(Records from a collection)
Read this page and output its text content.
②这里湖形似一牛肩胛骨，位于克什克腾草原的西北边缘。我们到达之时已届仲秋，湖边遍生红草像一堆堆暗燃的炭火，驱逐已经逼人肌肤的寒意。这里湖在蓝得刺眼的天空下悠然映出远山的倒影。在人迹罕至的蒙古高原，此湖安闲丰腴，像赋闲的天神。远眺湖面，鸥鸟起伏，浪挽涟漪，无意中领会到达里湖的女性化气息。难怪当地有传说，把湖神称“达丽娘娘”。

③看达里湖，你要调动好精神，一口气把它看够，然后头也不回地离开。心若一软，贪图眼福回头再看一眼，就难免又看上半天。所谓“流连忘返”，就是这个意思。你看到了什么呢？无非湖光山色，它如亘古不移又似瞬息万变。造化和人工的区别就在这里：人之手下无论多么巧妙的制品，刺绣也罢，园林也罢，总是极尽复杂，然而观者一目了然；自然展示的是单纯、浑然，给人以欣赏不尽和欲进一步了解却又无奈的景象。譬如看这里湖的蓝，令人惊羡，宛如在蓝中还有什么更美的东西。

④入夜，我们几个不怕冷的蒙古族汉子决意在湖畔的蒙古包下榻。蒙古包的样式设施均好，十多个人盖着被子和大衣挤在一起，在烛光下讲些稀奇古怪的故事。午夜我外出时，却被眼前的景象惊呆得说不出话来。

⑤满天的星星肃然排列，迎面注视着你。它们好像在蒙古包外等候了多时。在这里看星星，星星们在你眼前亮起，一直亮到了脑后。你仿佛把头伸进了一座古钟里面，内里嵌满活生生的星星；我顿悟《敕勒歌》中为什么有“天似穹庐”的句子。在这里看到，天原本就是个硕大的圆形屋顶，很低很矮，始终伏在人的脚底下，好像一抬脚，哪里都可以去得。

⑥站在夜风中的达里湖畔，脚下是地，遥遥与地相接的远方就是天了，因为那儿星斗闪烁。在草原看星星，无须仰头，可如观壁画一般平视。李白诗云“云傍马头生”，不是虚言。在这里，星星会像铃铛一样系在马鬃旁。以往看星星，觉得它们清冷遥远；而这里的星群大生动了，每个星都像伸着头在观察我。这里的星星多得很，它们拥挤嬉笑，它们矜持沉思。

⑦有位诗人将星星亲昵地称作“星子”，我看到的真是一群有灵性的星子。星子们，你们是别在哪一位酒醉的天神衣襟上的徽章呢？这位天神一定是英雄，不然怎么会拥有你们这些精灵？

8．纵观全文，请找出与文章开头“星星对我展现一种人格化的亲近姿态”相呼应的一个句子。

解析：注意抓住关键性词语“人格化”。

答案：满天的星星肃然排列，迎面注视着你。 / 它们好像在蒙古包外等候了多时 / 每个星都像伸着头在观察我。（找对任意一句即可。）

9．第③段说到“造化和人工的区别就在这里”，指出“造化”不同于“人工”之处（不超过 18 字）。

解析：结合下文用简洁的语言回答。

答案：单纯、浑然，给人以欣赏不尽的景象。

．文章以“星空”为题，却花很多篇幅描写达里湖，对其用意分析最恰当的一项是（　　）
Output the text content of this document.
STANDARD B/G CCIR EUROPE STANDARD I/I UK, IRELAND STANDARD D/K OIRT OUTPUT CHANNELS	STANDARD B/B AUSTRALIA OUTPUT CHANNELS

### What you will do
How many lines of the data hold the string "它们好像在蒙古包外等候了多时"? Reply with the number alone.

### The output
2